> [WHAT IS NEEDED]: From the records below, give the number of lines that contain the string "title", without any other text.

[Records from a collection]
------------------------------
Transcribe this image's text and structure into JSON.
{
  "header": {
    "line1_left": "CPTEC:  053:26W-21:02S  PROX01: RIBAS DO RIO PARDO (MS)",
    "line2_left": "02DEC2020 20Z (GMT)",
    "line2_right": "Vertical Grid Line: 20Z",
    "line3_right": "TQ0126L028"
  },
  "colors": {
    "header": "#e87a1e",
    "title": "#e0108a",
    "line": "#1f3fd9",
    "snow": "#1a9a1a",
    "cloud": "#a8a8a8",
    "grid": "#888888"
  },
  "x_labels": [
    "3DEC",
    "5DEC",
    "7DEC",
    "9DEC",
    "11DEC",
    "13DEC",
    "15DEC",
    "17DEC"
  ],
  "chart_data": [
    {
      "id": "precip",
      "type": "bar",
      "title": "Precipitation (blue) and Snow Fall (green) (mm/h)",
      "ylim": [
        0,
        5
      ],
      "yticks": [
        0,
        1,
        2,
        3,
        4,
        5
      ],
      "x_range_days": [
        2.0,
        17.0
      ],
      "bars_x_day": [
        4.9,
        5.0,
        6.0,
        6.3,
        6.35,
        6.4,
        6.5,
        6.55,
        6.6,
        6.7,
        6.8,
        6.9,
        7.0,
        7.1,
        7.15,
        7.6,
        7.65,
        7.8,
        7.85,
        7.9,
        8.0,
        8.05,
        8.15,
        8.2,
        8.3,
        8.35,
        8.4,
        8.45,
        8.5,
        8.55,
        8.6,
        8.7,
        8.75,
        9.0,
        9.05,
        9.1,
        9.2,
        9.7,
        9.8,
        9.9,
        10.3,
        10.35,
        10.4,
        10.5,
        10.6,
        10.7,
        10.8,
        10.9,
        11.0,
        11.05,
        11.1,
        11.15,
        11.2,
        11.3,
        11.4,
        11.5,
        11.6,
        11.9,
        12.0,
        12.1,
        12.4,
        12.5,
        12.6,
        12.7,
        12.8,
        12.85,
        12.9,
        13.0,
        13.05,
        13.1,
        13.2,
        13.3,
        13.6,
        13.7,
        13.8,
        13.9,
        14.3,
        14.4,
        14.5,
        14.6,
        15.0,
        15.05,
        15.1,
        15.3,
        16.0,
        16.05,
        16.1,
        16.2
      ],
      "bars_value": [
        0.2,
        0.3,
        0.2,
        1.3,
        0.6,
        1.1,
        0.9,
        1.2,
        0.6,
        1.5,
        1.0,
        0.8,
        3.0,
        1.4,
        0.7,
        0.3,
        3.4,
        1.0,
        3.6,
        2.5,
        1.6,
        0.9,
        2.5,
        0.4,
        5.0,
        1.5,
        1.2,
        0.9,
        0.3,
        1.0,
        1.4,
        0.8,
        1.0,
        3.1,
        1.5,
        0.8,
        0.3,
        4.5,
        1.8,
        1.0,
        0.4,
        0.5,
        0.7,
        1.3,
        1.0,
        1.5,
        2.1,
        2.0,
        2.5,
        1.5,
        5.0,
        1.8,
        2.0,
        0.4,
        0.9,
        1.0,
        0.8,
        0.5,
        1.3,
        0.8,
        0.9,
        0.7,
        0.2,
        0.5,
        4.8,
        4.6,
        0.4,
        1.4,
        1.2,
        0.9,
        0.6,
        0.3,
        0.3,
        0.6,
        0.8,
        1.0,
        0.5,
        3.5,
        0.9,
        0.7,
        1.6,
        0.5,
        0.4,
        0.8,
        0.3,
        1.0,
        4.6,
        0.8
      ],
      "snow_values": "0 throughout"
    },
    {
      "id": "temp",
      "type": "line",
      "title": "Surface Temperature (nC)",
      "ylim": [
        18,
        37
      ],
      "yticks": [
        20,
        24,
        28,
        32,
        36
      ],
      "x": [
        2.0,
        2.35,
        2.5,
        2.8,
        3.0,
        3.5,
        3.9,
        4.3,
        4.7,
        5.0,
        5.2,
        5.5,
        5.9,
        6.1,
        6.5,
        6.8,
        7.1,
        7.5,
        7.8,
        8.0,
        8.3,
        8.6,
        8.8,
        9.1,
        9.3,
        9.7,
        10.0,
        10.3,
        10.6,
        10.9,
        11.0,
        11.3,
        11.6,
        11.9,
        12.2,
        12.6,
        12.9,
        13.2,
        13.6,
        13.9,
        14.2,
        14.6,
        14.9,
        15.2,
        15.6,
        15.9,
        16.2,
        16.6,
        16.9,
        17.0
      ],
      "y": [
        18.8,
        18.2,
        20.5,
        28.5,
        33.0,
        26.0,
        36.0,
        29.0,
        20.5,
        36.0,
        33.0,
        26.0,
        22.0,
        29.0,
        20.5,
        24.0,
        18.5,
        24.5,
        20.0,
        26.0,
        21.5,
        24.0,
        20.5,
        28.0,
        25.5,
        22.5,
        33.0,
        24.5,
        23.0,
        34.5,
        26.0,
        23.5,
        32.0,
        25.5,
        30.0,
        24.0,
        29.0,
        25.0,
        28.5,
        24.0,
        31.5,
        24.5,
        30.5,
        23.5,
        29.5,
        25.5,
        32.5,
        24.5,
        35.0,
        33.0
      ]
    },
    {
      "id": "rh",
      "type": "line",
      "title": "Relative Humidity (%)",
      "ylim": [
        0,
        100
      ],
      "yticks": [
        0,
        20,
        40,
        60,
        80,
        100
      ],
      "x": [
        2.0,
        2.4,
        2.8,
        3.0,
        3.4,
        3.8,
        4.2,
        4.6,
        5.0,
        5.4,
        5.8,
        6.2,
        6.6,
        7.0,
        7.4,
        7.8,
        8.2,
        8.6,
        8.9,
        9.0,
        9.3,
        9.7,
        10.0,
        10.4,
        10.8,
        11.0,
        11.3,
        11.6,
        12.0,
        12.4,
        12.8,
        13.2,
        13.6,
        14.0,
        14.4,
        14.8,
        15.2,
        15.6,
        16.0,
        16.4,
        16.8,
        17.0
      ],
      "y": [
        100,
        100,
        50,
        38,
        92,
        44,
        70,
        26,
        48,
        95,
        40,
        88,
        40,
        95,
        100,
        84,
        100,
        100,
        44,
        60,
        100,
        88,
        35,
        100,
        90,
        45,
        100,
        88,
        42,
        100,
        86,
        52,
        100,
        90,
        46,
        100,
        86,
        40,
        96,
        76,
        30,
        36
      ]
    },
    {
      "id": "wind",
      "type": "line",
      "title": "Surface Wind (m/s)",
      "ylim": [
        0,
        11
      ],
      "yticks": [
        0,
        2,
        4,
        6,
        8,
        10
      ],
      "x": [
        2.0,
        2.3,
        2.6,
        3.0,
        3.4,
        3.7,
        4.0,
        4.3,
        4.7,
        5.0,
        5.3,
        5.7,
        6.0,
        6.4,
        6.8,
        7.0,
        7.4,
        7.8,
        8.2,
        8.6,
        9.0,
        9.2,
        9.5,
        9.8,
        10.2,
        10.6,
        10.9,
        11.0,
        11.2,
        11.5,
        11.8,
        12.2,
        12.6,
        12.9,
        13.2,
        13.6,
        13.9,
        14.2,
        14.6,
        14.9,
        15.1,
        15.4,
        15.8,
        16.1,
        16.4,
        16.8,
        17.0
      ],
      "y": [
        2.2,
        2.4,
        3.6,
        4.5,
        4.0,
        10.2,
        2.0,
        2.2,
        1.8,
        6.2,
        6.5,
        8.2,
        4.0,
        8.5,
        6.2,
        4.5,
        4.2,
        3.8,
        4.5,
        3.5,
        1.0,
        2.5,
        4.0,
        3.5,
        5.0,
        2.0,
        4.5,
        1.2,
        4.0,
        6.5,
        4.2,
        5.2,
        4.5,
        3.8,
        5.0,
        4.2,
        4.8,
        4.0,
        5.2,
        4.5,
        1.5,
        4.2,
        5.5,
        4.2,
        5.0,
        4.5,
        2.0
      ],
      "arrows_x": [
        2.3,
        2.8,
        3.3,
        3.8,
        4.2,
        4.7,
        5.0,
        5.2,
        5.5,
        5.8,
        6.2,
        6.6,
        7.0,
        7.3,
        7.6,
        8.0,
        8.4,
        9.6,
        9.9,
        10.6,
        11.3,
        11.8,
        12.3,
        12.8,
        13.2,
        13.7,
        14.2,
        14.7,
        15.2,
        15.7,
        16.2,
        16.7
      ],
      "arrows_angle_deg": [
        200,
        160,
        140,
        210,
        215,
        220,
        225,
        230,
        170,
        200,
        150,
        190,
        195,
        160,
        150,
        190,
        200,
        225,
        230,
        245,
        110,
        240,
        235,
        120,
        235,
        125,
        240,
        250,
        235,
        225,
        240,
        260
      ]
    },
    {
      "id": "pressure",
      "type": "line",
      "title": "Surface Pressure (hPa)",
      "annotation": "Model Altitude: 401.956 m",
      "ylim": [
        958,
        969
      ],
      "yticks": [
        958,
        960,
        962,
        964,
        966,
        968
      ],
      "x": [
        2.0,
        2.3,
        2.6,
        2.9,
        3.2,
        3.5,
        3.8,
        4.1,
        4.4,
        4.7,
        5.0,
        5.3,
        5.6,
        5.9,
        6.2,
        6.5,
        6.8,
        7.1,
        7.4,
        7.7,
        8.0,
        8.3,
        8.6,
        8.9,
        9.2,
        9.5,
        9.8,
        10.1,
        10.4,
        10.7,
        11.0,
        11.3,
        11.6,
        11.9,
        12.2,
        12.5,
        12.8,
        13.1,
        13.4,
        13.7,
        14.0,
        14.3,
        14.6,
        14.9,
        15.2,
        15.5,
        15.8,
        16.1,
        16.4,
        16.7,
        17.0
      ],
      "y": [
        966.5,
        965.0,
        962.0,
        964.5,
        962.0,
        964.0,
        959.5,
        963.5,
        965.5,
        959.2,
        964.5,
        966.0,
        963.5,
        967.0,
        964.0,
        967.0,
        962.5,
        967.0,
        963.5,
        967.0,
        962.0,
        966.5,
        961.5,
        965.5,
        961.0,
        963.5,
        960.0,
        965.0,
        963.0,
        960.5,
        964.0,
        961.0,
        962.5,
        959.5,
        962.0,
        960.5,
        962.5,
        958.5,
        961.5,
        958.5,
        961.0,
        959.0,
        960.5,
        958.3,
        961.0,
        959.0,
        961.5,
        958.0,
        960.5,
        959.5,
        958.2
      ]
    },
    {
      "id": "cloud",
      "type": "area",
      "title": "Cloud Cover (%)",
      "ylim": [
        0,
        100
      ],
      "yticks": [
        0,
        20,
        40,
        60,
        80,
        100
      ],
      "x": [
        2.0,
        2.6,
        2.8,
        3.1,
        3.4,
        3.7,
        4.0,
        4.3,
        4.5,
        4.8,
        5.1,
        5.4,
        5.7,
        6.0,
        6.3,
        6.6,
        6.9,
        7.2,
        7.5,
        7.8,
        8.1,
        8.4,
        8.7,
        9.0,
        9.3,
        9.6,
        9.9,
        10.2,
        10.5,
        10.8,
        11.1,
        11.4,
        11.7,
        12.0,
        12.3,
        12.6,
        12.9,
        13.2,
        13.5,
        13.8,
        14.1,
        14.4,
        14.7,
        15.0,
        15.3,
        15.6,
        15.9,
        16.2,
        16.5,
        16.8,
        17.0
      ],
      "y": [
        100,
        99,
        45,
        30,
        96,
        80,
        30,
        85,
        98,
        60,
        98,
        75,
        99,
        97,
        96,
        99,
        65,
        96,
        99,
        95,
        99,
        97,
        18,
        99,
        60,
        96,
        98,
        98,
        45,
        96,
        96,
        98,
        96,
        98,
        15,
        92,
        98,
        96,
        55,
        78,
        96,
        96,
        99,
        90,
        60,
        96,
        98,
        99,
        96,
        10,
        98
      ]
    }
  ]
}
------------------------------
> [WRITTEN ANSWER]: 7